## The task
Please copy the lines from the start of the records through the line containing "List UI elements", replacing "y-tick-label" with "vertical-tick-label" and changing nothing else. Leave the pictures out of your answer.

----------

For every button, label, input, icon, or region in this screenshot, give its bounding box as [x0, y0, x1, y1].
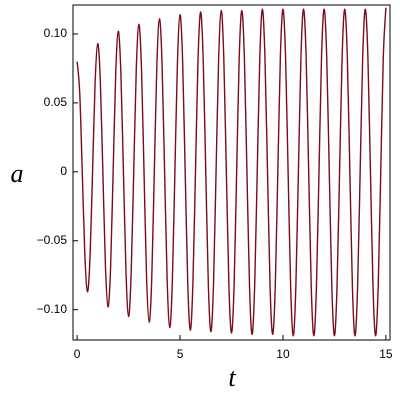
- y-tick-label: 0.05: [44, 95, 68, 109]
- y-tick-label: −0.05: [37, 233, 68, 247]
- x-tick-label: 15: [379, 347, 393, 361]
- x-tick-label: 0: [74, 347, 81, 361]
- x-axis-title: t: [228, 363, 236, 392]
- y-tick-label: 0: [60, 164, 67, 178]
- plot-frame: [72, 4, 391, 341]
- x-tick-label: 5: [177, 347, 184, 361]
- y-tick-label: 0.10: [44, 26, 68, 40]
- x-tick-label: 10: [276, 347, 290, 361]
- data-line: [76, 7, 387, 337]
- y-axis-title: a: [11, 159, 24, 188]
- y-tick-label: −0.10: [37, 302, 68, 316]
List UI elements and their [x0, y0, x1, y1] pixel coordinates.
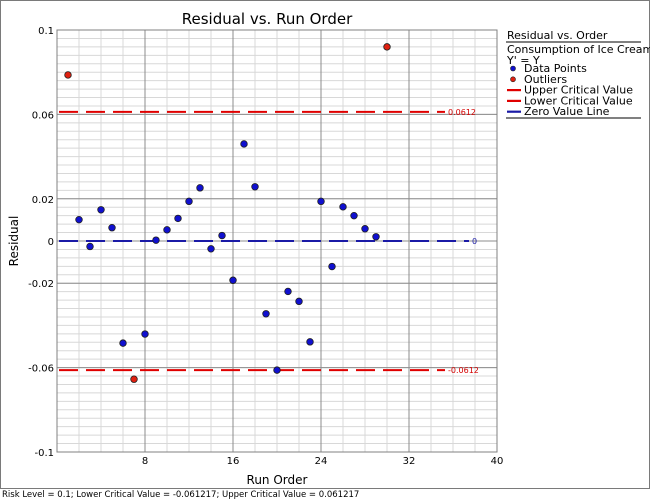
data-point	[152, 236, 160, 244]
legend-heading: Residual vs. Order	[507, 29, 608, 42]
data-point	[174, 214, 182, 223]
y-tick-label: -0.1	[34, 448, 54, 459]
data-point	[262, 310, 270, 318]
plot-area	[56, 29, 498, 453]
legend-label: Lower Critical Value	[524, 94, 633, 107]
y-tick-label: 0.1	[38, 26, 54, 37]
x-tick-label: 8	[142, 456, 148, 467]
data-point	[141, 330, 149, 338]
y-axis-title: Residual	[7, 216, 21, 267]
data-point	[317, 197, 325, 206]
data-point	[350, 211, 358, 220]
x-tick-label: 40	[491, 456, 504, 467]
data-point	[273, 366, 281, 374]
chart-title: Residual vs. Run Order	[182, 10, 353, 28]
lower-critical-label: -0.0612	[448, 366, 479, 375]
legend-marker	[510, 65, 516, 72]
data-point	[207, 245, 215, 253]
legend-equation: Y' = Y	[506, 54, 540, 67]
data-point	[163, 226, 171, 234]
y-tick-label: 0.02	[32, 195, 54, 206]
outlier-point	[383, 43, 391, 51]
y-tick-label: 0.06	[32, 110, 54, 121]
legend-label: Data Points	[524, 62, 587, 75]
axis-ticks: 8 16 24 32 40 0.1 0.06 0.02 0 -0.02 -0.06 -0.1	[28, 26, 503, 467]
data-point	[218, 231, 226, 240]
outlier-point	[64, 71, 72, 79]
legend: Residual vs. Order Consumption of Ice Cr…	[506, 29, 650, 119]
x-tick-label: 24	[315, 456, 328, 467]
data-point	[295, 297, 303, 306]
legend-label: Outliers	[524, 73, 567, 86]
legend-subtitle: Consumption of Ice Cream	[507, 43, 650, 56]
legend-label: Zero Value Line	[524, 105, 610, 118]
y-tick-label: -0.06	[28, 364, 54, 375]
data-points	[64, 43, 391, 383]
data-point	[185, 197, 193, 206]
data-point	[361, 225, 369, 233]
legend-label: Upper Critical Value	[524, 84, 633, 97]
data-point	[97, 206, 105, 214]
y-tick-label: -0.02	[28, 279, 54, 290]
data-point	[306, 338, 314, 346]
data-point	[119, 339, 127, 347]
reference-lines: 0.0612 -0.0612 0	[59, 108, 479, 375]
x-tick-label: 16	[227, 456, 240, 467]
x-axis-title: Run Order	[247, 473, 308, 487]
data-point	[240, 140, 248, 148]
zero-value-label: 0	[472, 237, 477, 246]
data-point	[86, 242, 94, 251]
data-point	[196, 184, 204, 192]
legend-marker	[510, 76, 516, 83]
data-point	[372, 233, 380, 241]
upper-critical-label: 0.0612	[448, 108, 476, 117]
chart-frame: 0.0612 -0.0612 0 8 16 24 32 40 0.1 0.06 0.02 0 -0.0…	[0, 0, 650, 489]
data-point	[229, 276, 237, 284]
data-point	[328, 262, 336, 271]
data-point	[75, 215, 83, 224]
residual-chart: 0.0612 -0.0612 0 8 16 24 32 40 0.1 0.06 0.02 0 -0.0…	[7, 10, 650, 487]
data-point	[339, 203, 347, 211]
x-tick-label: 32	[403, 456, 416, 467]
y-tick-label: 0	[48, 237, 54, 248]
data-point	[108, 224, 116, 232]
outlier-point	[130, 375, 138, 383]
data-point	[284, 287, 292, 296]
data-point	[251, 183, 259, 191]
status-bar-text: Risk Level = 0.1; Lower Critical Value =…	[2, 490, 360, 500]
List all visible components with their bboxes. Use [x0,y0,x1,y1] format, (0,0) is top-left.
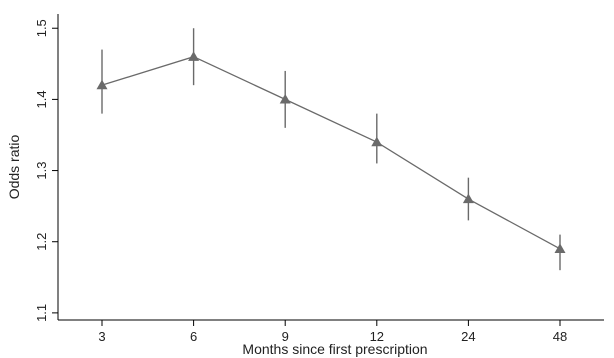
y-tick-label: 1.1 [34,304,49,322]
data-point [462,193,474,204]
data-point [188,51,200,61]
data-point [371,136,383,147]
plot-area [96,28,566,271]
x-tick-label: 3 [98,329,105,344]
x-tick-label: 9 [282,329,289,344]
x-tick-label: 48 [553,329,567,344]
x-tick-label: 12 [370,329,384,344]
x-tick-label: 6 [190,329,197,344]
series-line [101,56,561,250]
y-axis-title: Odds ratio [6,134,22,199]
y-ticks: 1.1 1.2 1.3 1.4 1.5 [34,19,58,322]
y-tick-label: 1.3 [34,162,49,180]
data-point [96,79,108,90]
x-axis-title: Months since first prescription [242,341,427,357]
y-tick-label: 1.2 [34,233,49,251]
y-tick-label: 1.4 [34,90,49,108]
x-ticks: 3 6 9 12 24 48 [98,320,567,344]
axes [57,14,604,321]
data-point [279,93,291,104]
x-tick-label: 24 [461,329,475,344]
data-point [554,243,566,253]
y-tick-label: 1.5 [34,19,49,37]
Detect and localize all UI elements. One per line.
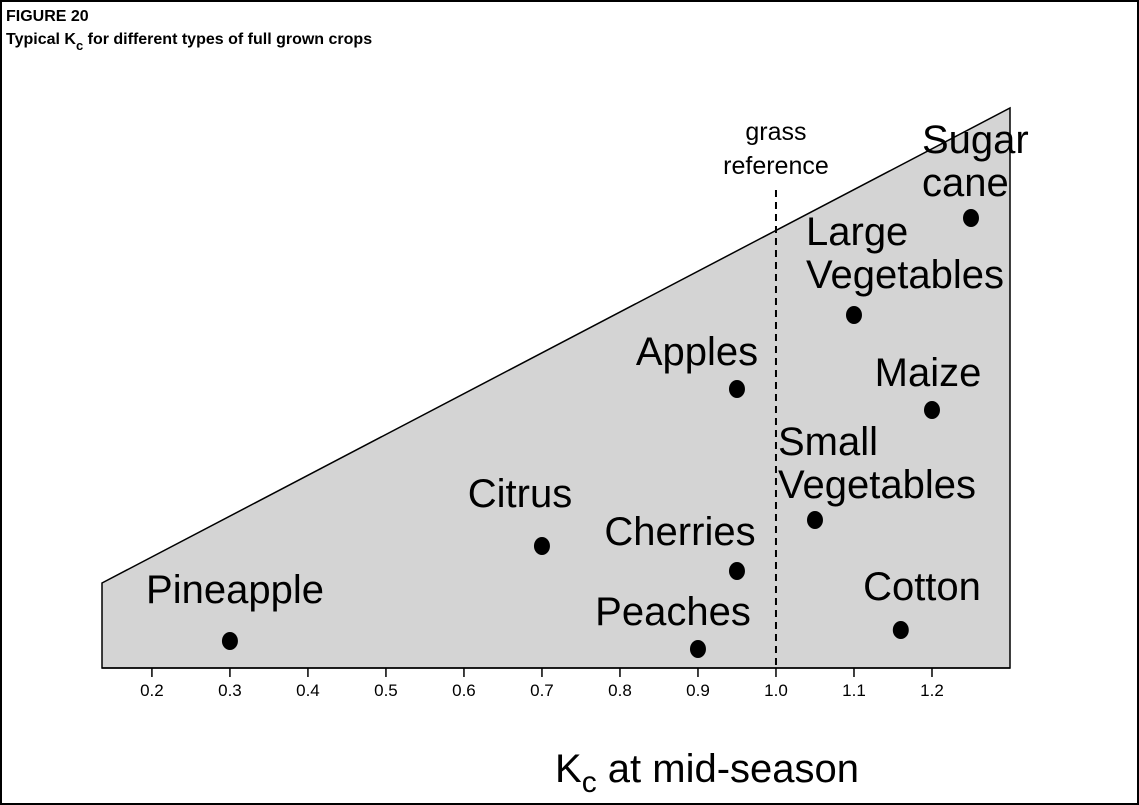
x-tick-label: 1.1 xyxy=(842,681,866,700)
point xyxy=(806,511,823,529)
x-tick-label: 1.2 xyxy=(920,681,944,700)
point-label: Vegetables xyxy=(806,253,1004,297)
x-tick-label: 0.9 xyxy=(686,681,710,700)
x-tick-label: 0.5 xyxy=(374,681,398,700)
chart-title: FIGURE 20 xyxy=(6,8,89,25)
point xyxy=(923,401,940,419)
x-axis-label: Kc at mid-season xyxy=(555,747,859,799)
point-label: Maize xyxy=(875,351,982,395)
point xyxy=(221,632,238,650)
subtitle-part: Typical K xyxy=(6,31,76,48)
point xyxy=(962,209,979,227)
point-label: Large xyxy=(806,210,908,254)
plot-area: 0.2 0.3 0.4 0.5 0.6 0.7 0.8 0.9 1.0 1.1 1.2 grass re… xyxy=(101,106,1029,700)
point-label: Citrus xyxy=(468,472,572,516)
subtitle-part: for different types of full grown crops xyxy=(83,31,372,48)
point xyxy=(689,640,706,658)
point xyxy=(728,562,745,580)
x-tick-label: 1.0 xyxy=(764,681,788,700)
reference-label: reference xyxy=(723,152,829,180)
xlabel-part: K xyxy=(555,747,582,791)
point xyxy=(892,621,909,639)
x-tick-label: 0.4 xyxy=(296,681,320,700)
xlabel-part: at mid-season xyxy=(597,747,859,791)
x-tick-label: 0.7 xyxy=(530,681,554,700)
point-label: Vegetables xyxy=(778,463,976,507)
x-tick-label: 0.6 xyxy=(452,681,476,700)
point-label: Small xyxy=(778,420,878,464)
reference-label: grass xyxy=(745,118,806,146)
point xyxy=(845,306,862,324)
x-tick-label: 0.8 xyxy=(608,681,632,700)
x-tick-label: 0.2 xyxy=(140,681,164,700)
chart-subtitle: Typical Kc for different types of full g… xyxy=(6,31,372,53)
xlabel-sub: c xyxy=(582,766,597,799)
point-label: Pineapple xyxy=(146,568,324,612)
point-label: Cherries xyxy=(604,510,755,554)
subtitle-sub: c xyxy=(76,38,83,53)
x-tick-label: 0.3 xyxy=(218,681,242,700)
point-label: Apples xyxy=(636,330,758,374)
point-label: Cotton xyxy=(863,565,981,609)
point xyxy=(533,537,550,555)
point-label: Sugar xyxy=(922,118,1029,162)
point-label: cane xyxy=(922,161,1009,205)
point-label: Peaches xyxy=(595,590,751,634)
point xyxy=(728,380,745,398)
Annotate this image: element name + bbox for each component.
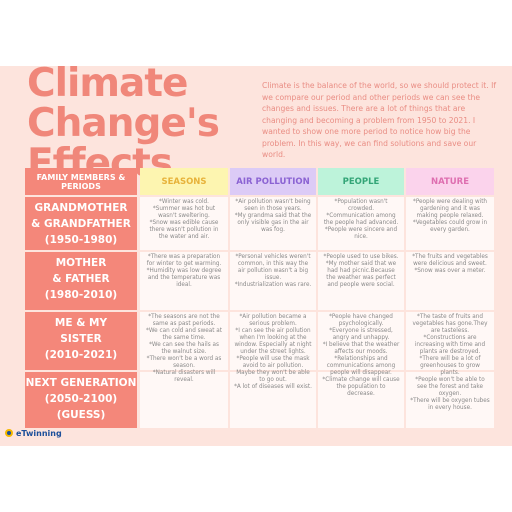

----------

## Answer to the task
For every button, label, input, icon, or region in this screenshot, give its bounding box as [x0, y0, x1, y1].
- vertical-tick-label: 0.05: [44, 95, 68, 109]
- vertical-tick-label: −0.05: [37, 233, 68, 247]
- x-tick-label: 15: [379, 347, 393, 361]
- x-tick-label: 0: [74, 347, 81, 361]
- x-axis-title: t: [228, 363, 236, 392]
- vertical-tick-label: 0: [60, 164, 67, 178]
- plot-frame: [72, 4, 391, 341]
- x-tick-label: 5: [177, 347, 184, 361]
- vertical-tick-label: 0.10: [44, 26, 68, 40]
- x-tick-label: 10: [276, 347, 290, 361]
- data-line: [76, 7, 387, 337]
- y-axis-title: a: [11, 159, 24, 188]
- vertical-tick-label: −0.10: [37, 302, 68, 316]
List UI elements and their [x0, y0, x1, y1] pixel coordinates.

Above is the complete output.